### Written problem
Copy out all the entries word for word.

### Input records
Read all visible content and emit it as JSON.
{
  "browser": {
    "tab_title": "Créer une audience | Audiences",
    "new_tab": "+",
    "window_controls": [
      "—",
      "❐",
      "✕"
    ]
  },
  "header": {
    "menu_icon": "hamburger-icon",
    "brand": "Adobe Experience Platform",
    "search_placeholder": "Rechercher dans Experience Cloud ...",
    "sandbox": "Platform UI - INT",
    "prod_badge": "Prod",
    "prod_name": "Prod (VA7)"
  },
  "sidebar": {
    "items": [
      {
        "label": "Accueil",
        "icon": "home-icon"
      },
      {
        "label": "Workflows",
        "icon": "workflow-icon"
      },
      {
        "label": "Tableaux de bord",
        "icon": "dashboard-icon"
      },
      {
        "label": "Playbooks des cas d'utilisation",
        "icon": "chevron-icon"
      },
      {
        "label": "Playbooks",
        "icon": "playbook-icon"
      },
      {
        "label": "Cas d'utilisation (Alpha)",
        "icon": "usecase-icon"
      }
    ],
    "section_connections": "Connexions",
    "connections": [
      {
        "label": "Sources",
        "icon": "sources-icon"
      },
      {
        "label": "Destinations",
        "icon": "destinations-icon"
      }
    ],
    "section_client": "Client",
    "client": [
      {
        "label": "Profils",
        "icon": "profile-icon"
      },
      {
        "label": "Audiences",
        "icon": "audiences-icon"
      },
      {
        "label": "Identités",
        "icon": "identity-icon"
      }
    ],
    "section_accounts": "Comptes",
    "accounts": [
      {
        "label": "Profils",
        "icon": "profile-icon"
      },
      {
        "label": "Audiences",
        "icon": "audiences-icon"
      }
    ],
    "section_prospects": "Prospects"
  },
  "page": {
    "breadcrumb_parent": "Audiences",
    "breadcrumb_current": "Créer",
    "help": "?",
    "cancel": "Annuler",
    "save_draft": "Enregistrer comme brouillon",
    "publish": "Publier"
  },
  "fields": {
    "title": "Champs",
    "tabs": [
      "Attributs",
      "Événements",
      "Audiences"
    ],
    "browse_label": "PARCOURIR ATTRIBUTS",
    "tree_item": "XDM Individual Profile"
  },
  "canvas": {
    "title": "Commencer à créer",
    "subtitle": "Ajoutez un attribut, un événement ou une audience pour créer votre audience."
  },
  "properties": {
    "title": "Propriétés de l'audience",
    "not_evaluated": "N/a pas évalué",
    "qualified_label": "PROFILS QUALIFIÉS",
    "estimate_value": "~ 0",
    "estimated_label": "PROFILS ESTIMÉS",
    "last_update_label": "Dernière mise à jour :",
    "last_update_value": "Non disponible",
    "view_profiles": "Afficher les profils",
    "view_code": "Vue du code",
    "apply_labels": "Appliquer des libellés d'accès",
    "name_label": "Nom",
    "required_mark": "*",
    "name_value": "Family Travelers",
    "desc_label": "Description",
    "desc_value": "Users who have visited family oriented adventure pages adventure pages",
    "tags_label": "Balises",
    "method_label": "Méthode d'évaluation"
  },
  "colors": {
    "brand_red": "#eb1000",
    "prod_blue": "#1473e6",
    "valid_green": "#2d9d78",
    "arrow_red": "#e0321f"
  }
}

### Reply
Read all visible content and emit it as JSON.
{
  "browser": {
    "tab_title": "Créer une audience | Audiences",
    "new_tab": "+",
    "window_controls": [
      "—",
      "❐",
      "✕"
    ]
  },
  "header": {
    "menu_icon": "hamburger-icon",
    "brand": "Adobe Experience Platform",
    "search_placeholder": "Rechercher dans Experience Cloud ...",
    "sandbox": "Platform UI - INT",
    "prod_badge": "Prod",
    "prod_name": "Prod (VA7)"
  },
  "sidebar": {
    "items": [
      {
        "label": "Accueil",
        "icon": "home-icon"
      },
      {
        "label": "Workflows",
        "icon": "workflow-icon"
      },
      {
        "label": "Tableaux de bord",
        "icon": "dashboard-icon"
      },
      {
        "label": "Playbooks des cas d'utilisation",
        "icon": "chevron-icon"
      },
      {
        "label": "Playbooks",
        "icon": "playbook-icon"
      },
      {
        "label": "Cas d'utilisation (Alpha)",
        "icon": "usecase-icon"
      }
    ],
    "section_connections": "Connexions",
    "connections": [
      {
        "label": "Sources",
        "icon": "sources-icon"
      },
      {
        "label": "Destinations",
        "icon": "destinations-icon"
      }
    ],
    "section_client": "Client",
    "client": [
      {
        "label": "Profils",
        "icon": "profile-icon"
      },
      {
        "label": "Audiences",
        "icon": "audiences-icon"
      },
      {
        "label": "Identités",
        "icon": "identity-icon"
      }
    ],
    "section_accounts": "Comptes",
    "accounts": [
      {
        "label": "Profils",
        "icon": "profile-icon"
      },
      {
        "label": "Audiences",
        "icon": "audiences-icon"
      }
    ],
    "section_prospects": "Prospects"
  },
  "page": {
    "breadcrumb_parent": "Audiences",
    "breadcrumb_current": "Créer",
    "help": "?",
    "cancel": "Annuler",
    "save_draft": "Enregistrer comme brouillon",
    "publish": "Publier"
  },
  "fields": {
    "title": "Champs",
    "tabs": [
      "Attributs",
      "Événements",
      "Audiences"
    ],
    "browse_label": "PARCOURIR ATTRIBUTS",
    "tree_item": "XDM Individual Profile"
  },
  "canvas": {
    "title": "Commencer à créer",
    "subtitle": "Ajoutez un attribut, un événement ou une audience pour créer votre audience."
  },
  "properties": {
    "title": "Propriétés de l'audience",
    "not_evaluated": "N/a pas évalué",
    "qualified_label": "PROFILS QUALIFIÉS",
    "estimate_value": "~ 0",
    "estimated_label": "PROFILS ESTIMÉS",
    "last_update_label": "Dernière mise à jour :",
    "last_update_value": "Non disponible",
    "view_profiles": "Afficher les profils",
    "view_code": "Vue du code",
    "apply_labels": "Appliquer des libellés d'accès",
    "name_label": "Nom",
    "required_mark": "*",
    "name_value": "Family Travelers",
    "desc_label": "Description",
    "desc_value": "Users who have visited family oriented adventure pages adventure pages",
    "tags_label": "Balises",
    "method_label": "Méthode d'évaluation"
  },
  "colors": {
    "brand_red": "#eb1000",
    "prod_blue": "#1473e6",
    "valid_green": "#2d9d78",
    "arrow_red": "#e0321f"
  }
}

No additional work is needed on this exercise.